Give the listing again exactly, omitting its images.

**RECORDS SHOWN**.
┄┄┄┄┄┄┄┄┄┄
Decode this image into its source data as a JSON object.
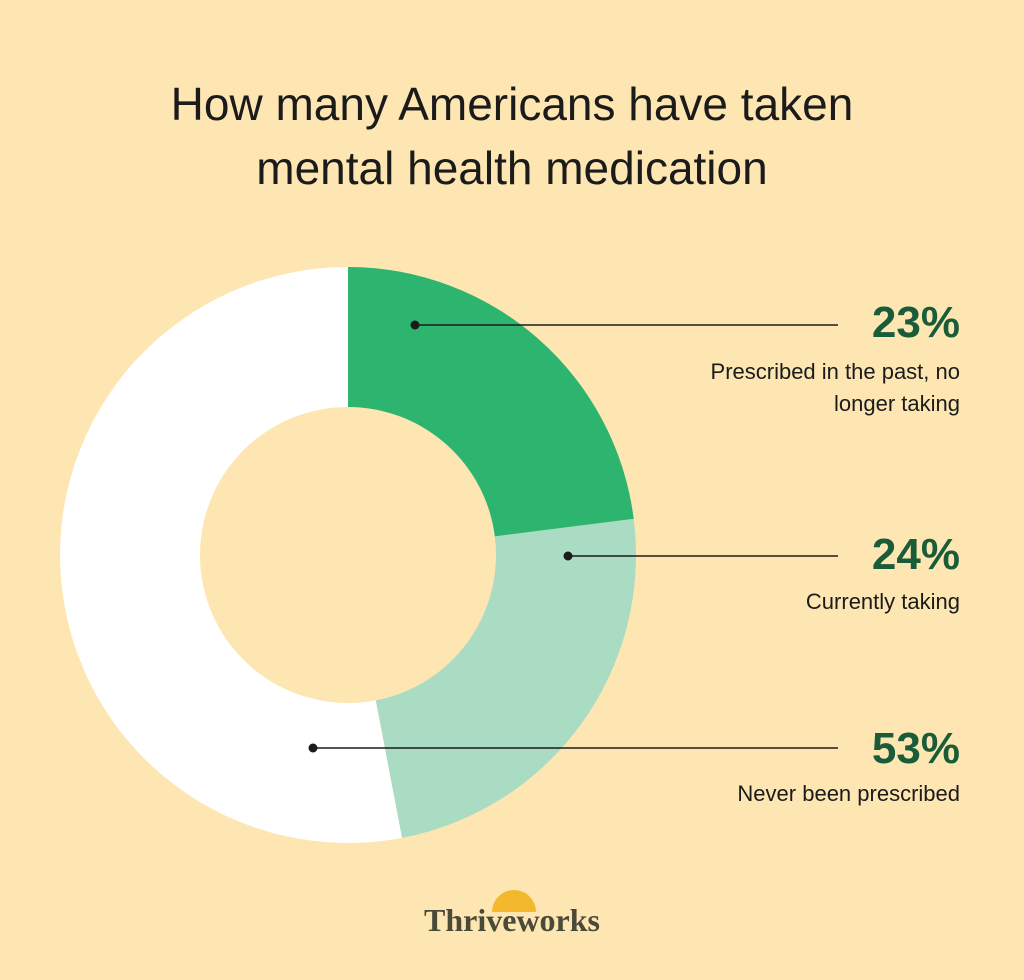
{
  "chart_data": {
    "type": "pie",
    "donut": true,
    "title": "How many Americans have taken mental health medication",
    "categories": [
      "Prescribed in the past, no longer taking",
      "Currently taking",
      "Never been prescribed"
    ],
    "values": [
      23,
      24,
      53
    ],
    "value_labels": [
      "23%",
      "24%",
      "53%"
    ],
    "colors": [
      "#2db56f",
      "#aadcc4",
      "#ffffff"
    ]
  },
  "footer": {
    "brand": "Thriveworks"
  }
}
┄┄┄┄┄┄┄┄┄┄
**CORRECT RESPONSE**.
Decode this image into its source data as a JSON object.
{
  "chart_data": {
    "type": "pie",
    "donut": true,
    "title": "How many Americans have taken mental health medication",
    "categories": [
      "Prescribed in the past, no longer taking",
      "Currently taking",
      "Never been prescribed"
    ],
    "values": [
      23,
      24,
      53
    ],
    "value_labels": [
      "23%",
      "24%",
      "53%"
    ],
    "colors": [
      "#2db56f",
      "#aadcc4",
      "#ffffff"
    ]
  },
  "footer": {
    "brand": "Thriveworks"
  }
}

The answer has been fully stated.